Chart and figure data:
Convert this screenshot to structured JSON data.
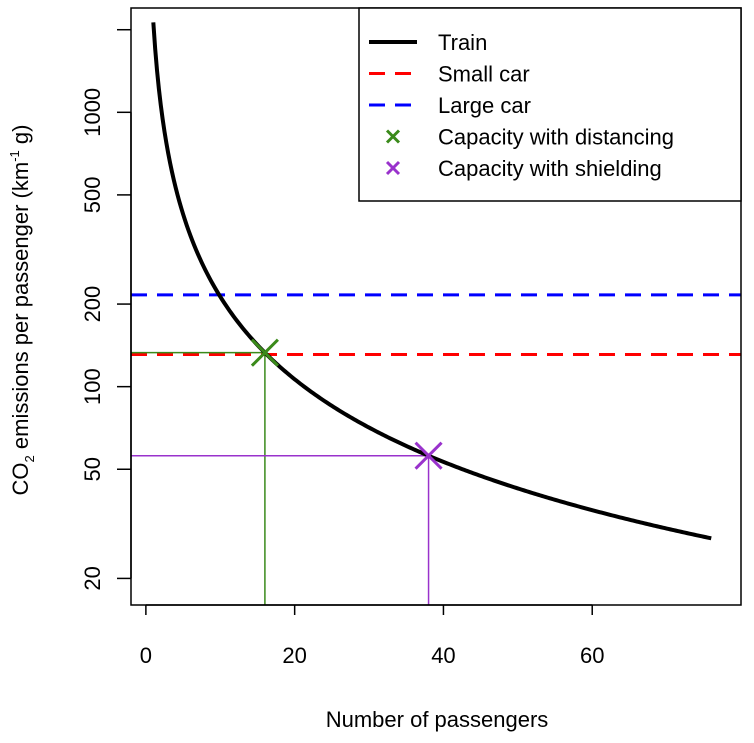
{
  "chart_data": {
    "type": "line",
    "xlabel": "Number of passengers",
    "ylabel": {
      "prefix": "CO",
      "sub": "2",
      "mid": " emissions per passenger (km",
      "sup": "-1",
      "suffix": " g)"
    },
    "xlim": [
      -2,
      80
    ],
    "ylim_log": [
      16,
      2400
    ],
    "y_scale": "log",
    "x_ticks": [
      0,
      20,
      40,
      60
    ],
    "y_ticks": [
      20,
      50,
      100,
      200,
      500,
      1000
    ],
    "grid": false,
    "legend_position": "top-right",
    "series": [
      {
        "name": "Train",
        "kind": "curve",
        "color": "#000000",
        "style": "solid",
        "x_range": [
          1,
          76
        ],
        "constant_total": 2128
      },
      {
        "name": "Small car",
        "kind": "hline",
        "color": "#ff0000",
        "style": "dashed",
        "value": 131
      },
      {
        "name": "Large car",
        "kind": "hline",
        "color": "#0000ff",
        "style": "dashed",
        "value": 216
      },
      {
        "name": "Capacity with distancing",
        "kind": "marker",
        "color": "#3a8a1a",
        "x": 16,
        "y": 133
      },
      {
        "name": "Capacity with shielding",
        "kind": "marker",
        "color": "#9932cc",
        "x": 38,
        "y": 56
      }
    ]
  }
}
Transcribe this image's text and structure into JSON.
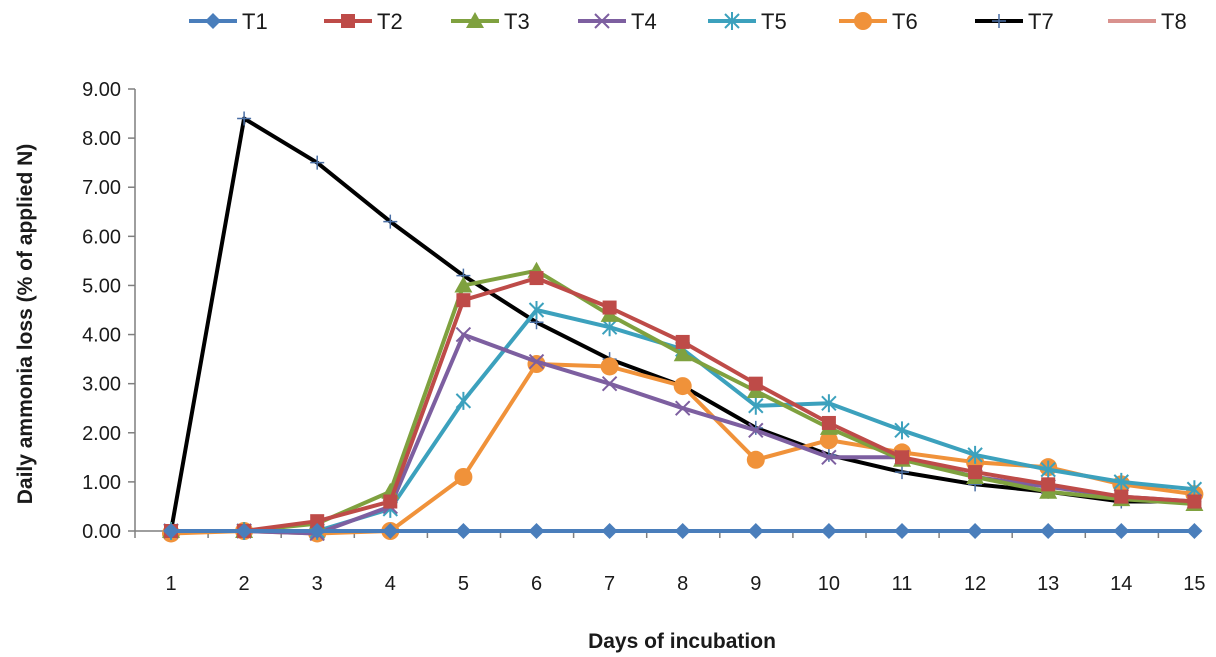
{
  "chart_data": {
    "type": "line",
    "title": "",
    "xlabel": "Days of incubation",
    "ylabel": "Daily ammonia loss (% of applied N)",
    "x": [
      1,
      2,
      3,
      4,
      5,
      6,
      7,
      8,
      9,
      10,
      11,
      12,
      13,
      14,
      15
    ],
    "ylim": [
      0,
      9
    ],
    "yticks": [
      "0.00",
      "1.00",
      "2.00",
      "3.00",
      "4.00",
      "5.00",
      "6.00",
      "7.00",
      "8.00",
      "9.00"
    ],
    "grid": false,
    "legend": "top",
    "series": [
      {
        "name": "T1",
        "color": "#4a7ebb",
        "marker": "diamond",
        "values": [
          0,
          0,
          0,
          0,
          0,
          0,
          0,
          0,
          0,
          0,
          0,
          0,
          0,
          0,
          0
        ]
      },
      {
        "name": "T2",
        "color": "#be4b48",
        "marker": "square",
        "values": [
          0,
          0,
          0.2,
          0.6,
          4.7,
          5.15,
          4.55,
          3.85,
          3.0,
          2.2,
          1.5,
          1.2,
          0.95,
          0.7,
          0.6
        ]
      },
      {
        "name": "T3",
        "color": "#7fa13f",
        "marker": "triangle",
        "values": [
          0,
          0,
          0.15,
          0.8,
          5.0,
          5.3,
          4.4,
          3.6,
          2.85,
          2.1,
          1.45,
          1.1,
          0.8,
          0.65,
          0.55
        ]
      },
      {
        "name": "T4",
        "color": "#7d5fa0",
        "marker": "x",
        "values": [
          0,
          0,
          -0.05,
          0.5,
          4.0,
          3.45,
          3.0,
          2.5,
          2.05,
          1.5,
          1.5,
          1.1,
          0.9,
          0.7,
          0.6
        ]
      },
      {
        "name": "T5",
        "color": "#3ca1bd",
        "marker": "asterisk",
        "values": [
          0,
          0,
          0,
          0.45,
          2.65,
          4.5,
          4.15,
          3.7,
          2.55,
          2.6,
          2.05,
          1.55,
          1.25,
          1.0,
          0.85
        ]
      },
      {
        "name": "T6",
        "color": "#f0923a",
        "marker": "circle",
        "values": [
          -0.05,
          0,
          -0.05,
          0,
          1.1,
          3.4,
          3.35,
          2.95,
          1.45,
          1.85,
          1.6,
          1.4,
          1.3,
          0.95,
          0.75
        ]
      },
      {
        "name": "T7",
        "color": "#000000",
        "marker": "plus",
        "values": [
          0,
          8.4,
          7.5,
          6.3,
          5.2,
          4.25,
          3.5,
          2.95,
          2.1,
          1.55,
          1.2,
          0.95,
          0.8,
          0.6,
          0.6
        ]
      },
      {
        "name": "T8",
        "color": "#d9928e",
        "marker": "none",
        "values": [
          0,
          0,
          0,
          0,
          0,
          0,
          0,
          0,
          0,
          0,
          0,
          0,
          0,
          0,
          0
        ]
      }
    ]
  }
}
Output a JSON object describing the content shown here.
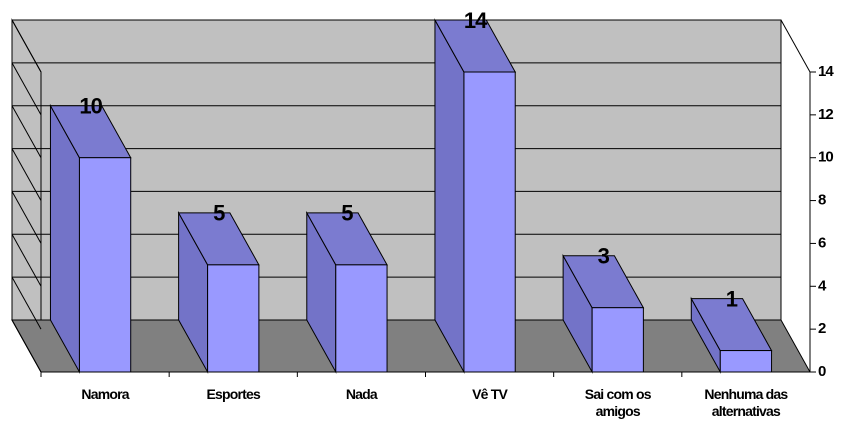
{
  "chart_data": {
    "type": "bar3d",
    "categories": [
      "Namora",
      "Esportes",
      "Nada",
      "Vê TV",
      "Sai com os amigos",
      "Nenhuma das alternativas"
    ],
    "values": [
      10,
      5,
      5,
      14,
      3,
      1
    ],
    "color": "#9999ff",
    "ylim": [
      0,
      14
    ],
    "yticks": [
      0,
      2,
      4,
      6,
      8,
      10,
      12,
      14
    ],
    "grid": true
  }
}
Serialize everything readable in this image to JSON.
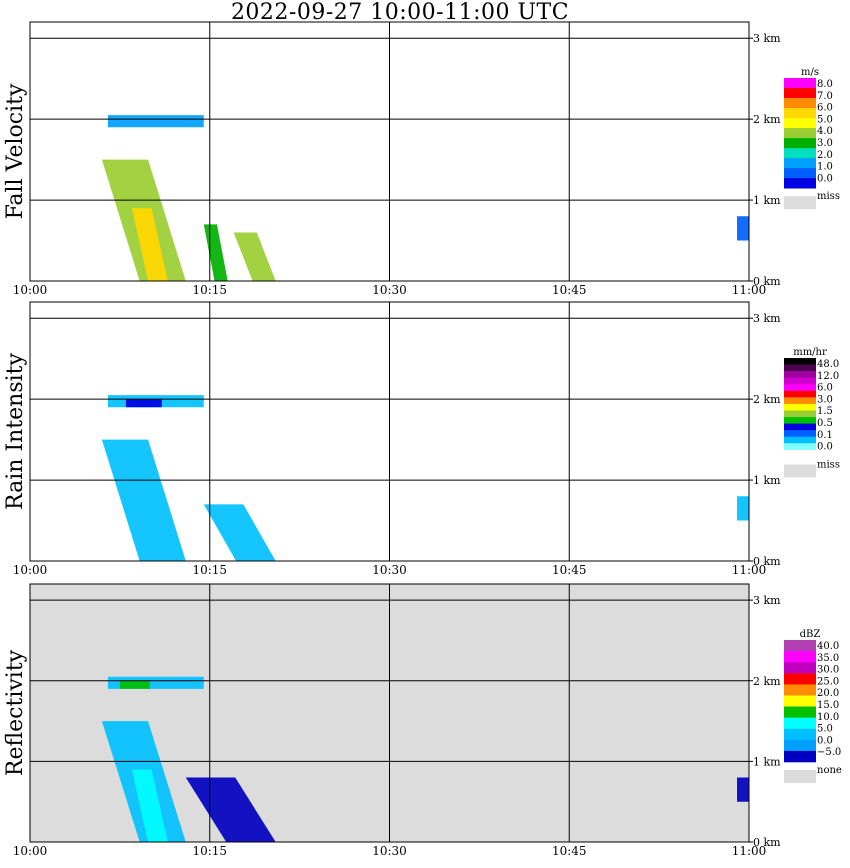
{
  "title": "2022-09-27  10:00-11:00 UTC",
  "chart_data": [
    {
      "type": "heatmap",
      "ylabel": "Fall Velocity",
      "x_ticks": [
        "10:00",
        "10:15",
        "10:30",
        "10:45",
        "11:00"
      ],
      "y_ticks": [
        "0 km",
        "1 km",
        "2 km",
        "3 km"
      ],
      "xlim_minutes": [
        0,
        60
      ],
      "ylim_km": [
        0,
        3.2
      ],
      "grid": true,
      "background": "#ffffff",
      "legend": {
        "unit": "m/s",
        "placement": "right",
        "labels": [
          "8.0",
          "7.0",
          "6.0",
          "5.0",
          "4.0",
          "3.0",
          "2.0",
          "1.0",
          "0.0"
        ],
        "colors": [
          "#ff00ff",
          "#ff0000",
          "#ff8c00",
          "#ffd700",
          "#ffff00",
          "#9acd32",
          "#00b000",
          "#00e0c0",
          "#00a0ff",
          "#0060ff",
          "#0000e0"
        ],
        "miss_label": "miss",
        "miss_color": "#dcdcdc"
      },
      "echoes": [
        {
          "t": [
            6.5,
            14.5
          ],
          "h": [
            1.9,
            2.05
          ],
          "value": 2.0
        },
        {
          "t": [
            6,
            13
          ],
          "h": [
            0.0,
            1.5
          ],
          "value": 4.0
        },
        {
          "t": [
            8.5,
            11.5
          ],
          "h": [
            0.0,
            0.9
          ],
          "value": 6.0
        },
        {
          "t": [
            17,
            20.5
          ],
          "h": [
            0.0,
            0.6
          ],
          "value": 4.5
        },
        {
          "t": [
            14.5,
            16.5
          ],
          "h": [
            0.0,
            0.7
          ],
          "value": 3.5
        },
        {
          "t": [
            59,
            60
          ],
          "h": [
            0.5,
            0.8
          ],
          "value": 1.5
        }
      ]
    },
    {
      "type": "heatmap",
      "ylabel": "Rain Intensity",
      "x_ticks": [
        "10:00",
        "10:15",
        "10:30",
        "10:45",
        "11:00"
      ],
      "y_ticks": [
        "0 km",
        "1 km",
        "2 km",
        "3 km"
      ],
      "xlim_minutes": [
        0,
        60
      ],
      "ylim_km": [
        0,
        3.2
      ],
      "grid": true,
      "background": "#ffffff",
      "legend": {
        "unit": "mm/hr",
        "placement": "right",
        "labels": [
          "48.0",
          "12.0",
          "6.0",
          "3.0",
          "1.5",
          "0.5",
          "0.1",
          "0.0"
        ],
        "colors": [
          "#000000",
          "#500050",
          "#a000a0",
          "#d000d0",
          "#ff00ff",
          "#ff0000",
          "#ff8c00",
          "#ffff00",
          "#9acd32",
          "#00c000",
          "#0000e0",
          "#0060ff",
          "#00c0ff",
          "#80ffff",
          "#ffffff"
        ],
        "miss_label": "miss",
        "miss_color": "#dcdcdc"
      },
      "echoes": [
        {
          "t": [
            6.5,
            14.5
          ],
          "h": [
            1.9,
            2.05
          ],
          "value": 0.3
        },
        {
          "t": [
            8,
            11
          ],
          "h": [
            1.9,
            2.0
          ],
          "value": 0.5
        },
        {
          "t": [
            6,
            13
          ],
          "h": [
            0.0,
            1.5
          ],
          "value": 0.1
        },
        {
          "t": [
            14.5,
            20.5
          ],
          "h": [
            0.0,
            0.7
          ],
          "value": 0.1
        },
        {
          "t": [
            59,
            60
          ],
          "h": [
            0.5,
            0.8
          ],
          "value": 0.1
        }
      ]
    },
    {
      "type": "heatmap",
      "ylabel": "Reflectivity",
      "x_ticks": [
        "10:00",
        "10:15",
        "10:30",
        "10:45",
        "11:00"
      ],
      "y_ticks": [
        "0 km",
        "1 km",
        "2 km",
        "3 km"
      ],
      "xlim_minutes": [
        0,
        60
      ],
      "ylim_km": [
        0,
        3.2
      ],
      "grid": true,
      "background": "#dcdcdc",
      "legend": {
        "unit": "dBZ",
        "placement": "right",
        "labels": [
          "40.0",
          "35.0",
          "30.0",
          "25.0",
          "20.0",
          "15.0",
          "10.0",
          "5.0",
          "0.0",
          "−5.0"
        ],
        "colors": [
          "#b040b0",
          "#ff00ff",
          "#c000c0",
          "#ff0000",
          "#ff8c00",
          "#ffff00",
          "#00c000",
          "#00ffff",
          "#00c0ff",
          "#00a0ff",
          "#0000c0"
        ],
        "miss_label": "none",
        "miss_color": "#dcdcdc"
      },
      "echoes": [
        {
          "t": [
            6.5,
            14.5
          ],
          "h": [
            1.9,
            2.05
          ],
          "value": 7.0
        },
        {
          "t": [
            7.5,
            10
          ],
          "h": [
            1.9,
            2.0
          ],
          "value": 15.0
        },
        {
          "t": [
            6,
            13
          ],
          "h": [
            0.0,
            1.5
          ],
          "value": 5.0
        },
        {
          "t": [
            8.5,
            11.5
          ],
          "h": [
            0.0,
            0.9
          ],
          "value": 10.0
        },
        {
          "t": [
            13,
            20.5
          ],
          "h": [
            0.0,
            0.8
          ],
          "value": -2.0
        },
        {
          "t": [
            59,
            60
          ],
          "h": [
            0.5,
            0.8
          ],
          "value": -2.0
        }
      ]
    }
  ]
}
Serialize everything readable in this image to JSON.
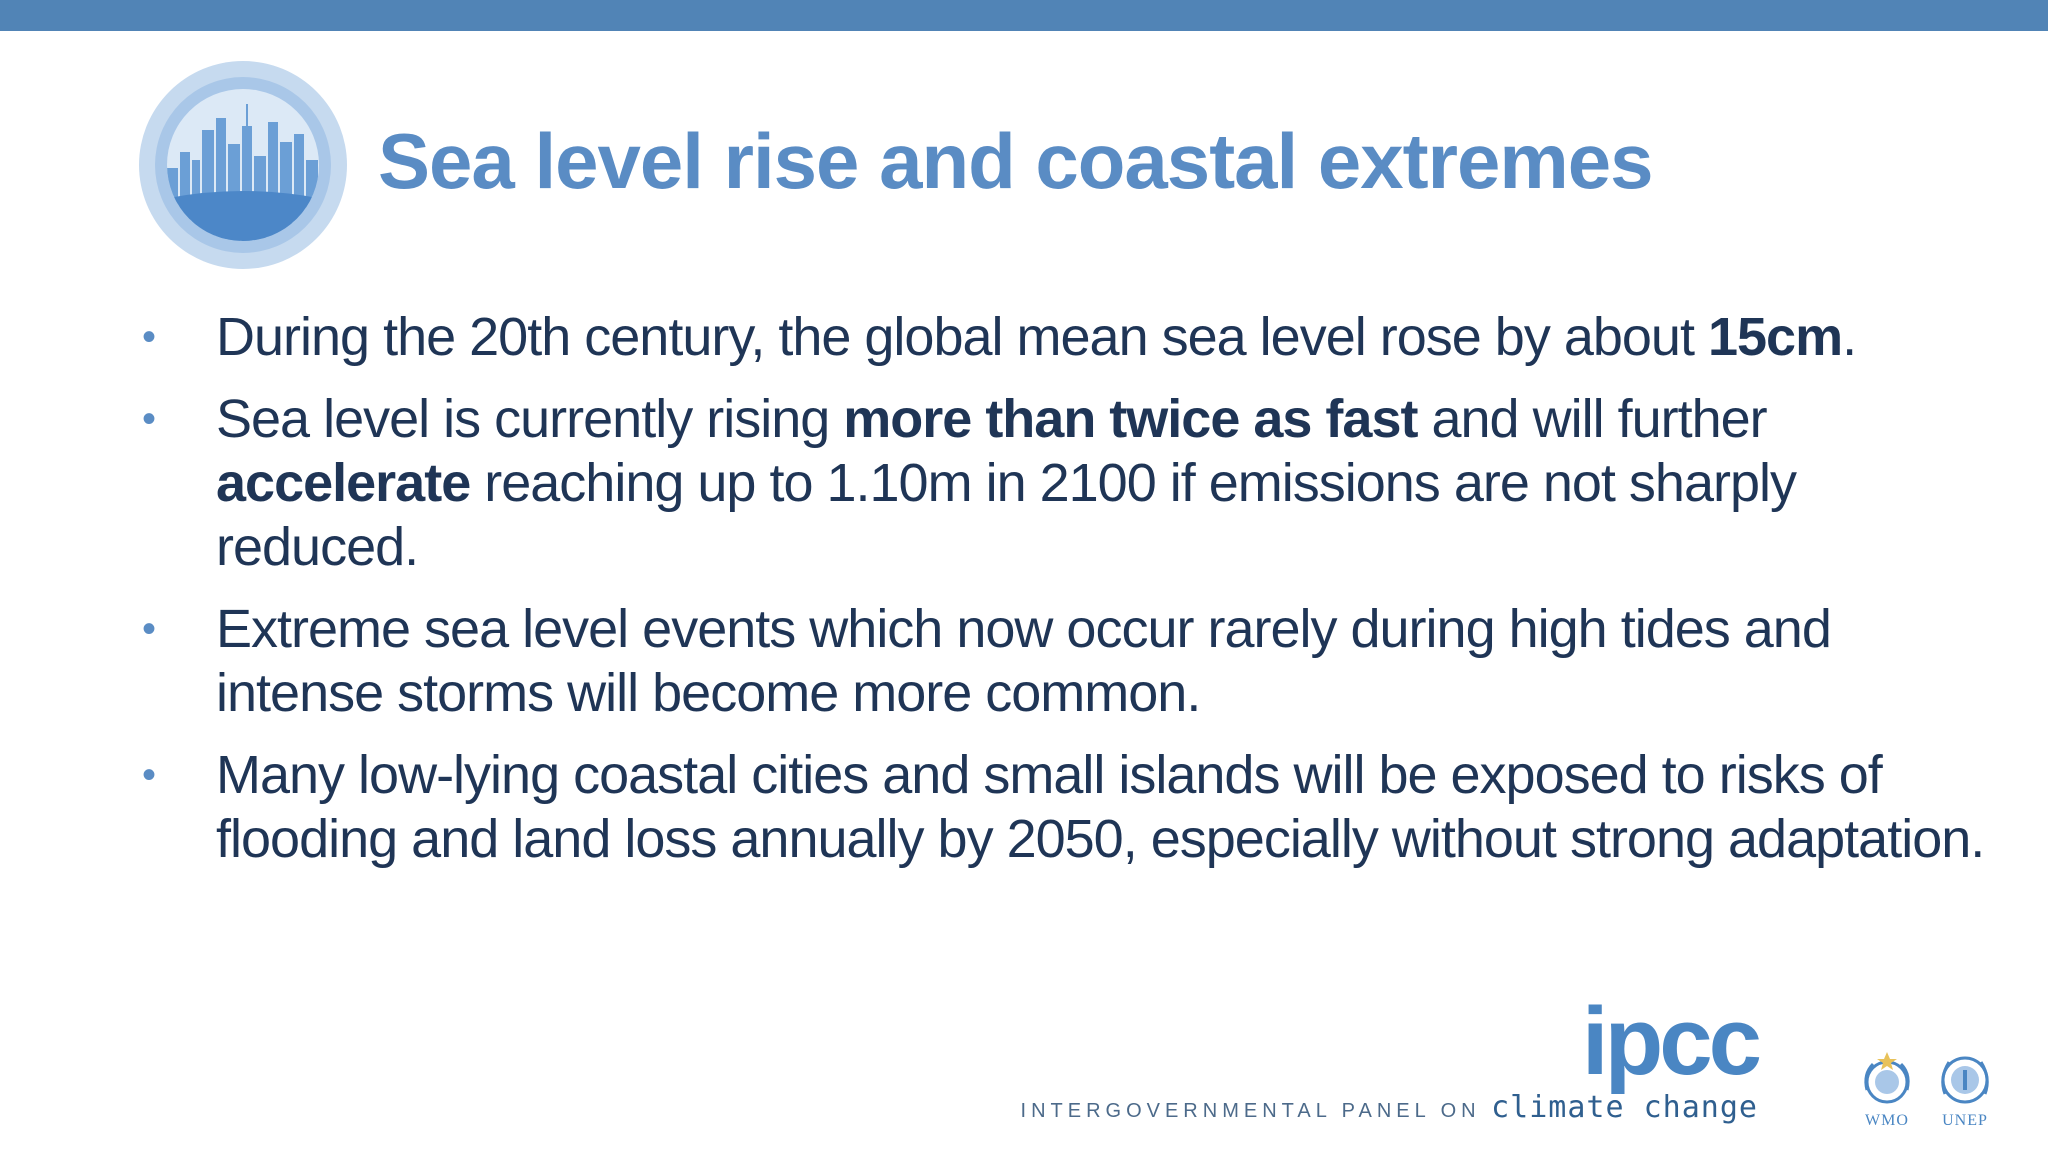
{
  "header": {
    "title": "Sea level rise and coastal extremes",
    "bar_color": "#5184b6",
    "emblem_icon": "city-skyline-icon"
  },
  "bullets": [
    {
      "segments": [
        {
          "text": "During the 20th century, the global mean sea level rose by about ",
          "bold": false
        },
        {
          "text": "15cm",
          "bold": true
        },
        {
          "text": ".",
          "bold": false
        }
      ]
    },
    {
      "segments": [
        {
          "text": "Sea level is currently rising ",
          "bold": false
        },
        {
          "text": "more than twice as fast",
          "bold": true
        },
        {
          "text": " and will further ",
          "bold": false
        },
        {
          "text": "accelerate",
          "bold": true
        },
        {
          "text": " reaching up to 1.10m in 2100 if emissions are not sharply reduced.",
          "bold": false
        }
      ]
    },
    {
      "segments": [
        {
          "text": "Extreme sea level events which now occur rarely during high tides and intense storms will become more common.",
          "bold": false
        }
      ]
    },
    {
      "segments": [
        {
          "text": "Many low-lying coastal cities and small islands will be exposed to risks of flooding and land loss annually by 2050, especially without strong adaptation.",
          "bold": false
        }
      ]
    }
  ],
  "footer": {
    "logo_text": "ipcc",
    "tagline_prefix": "INTERGOVERNMENTAL PANEL ON ",
    "tagline_suffix": "climate change",
    "partners": [
      {
        "label": "WMO",
        "icon": "wmo-emblem-icon"
      },
      {
        "label": "UNEP",
        "icon": "unep-emblem-icon"
      }
    ]
  },
  "colors": {
    "title": "#5a8cc4",
    "body_text": "#1f3556",
    "bullet_dot": "#5a8cc4",
    "logo": "#4a86c3"
  }
}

Challenge:
Report only the count of lines that include the string "xlabel".

Output for this task:
2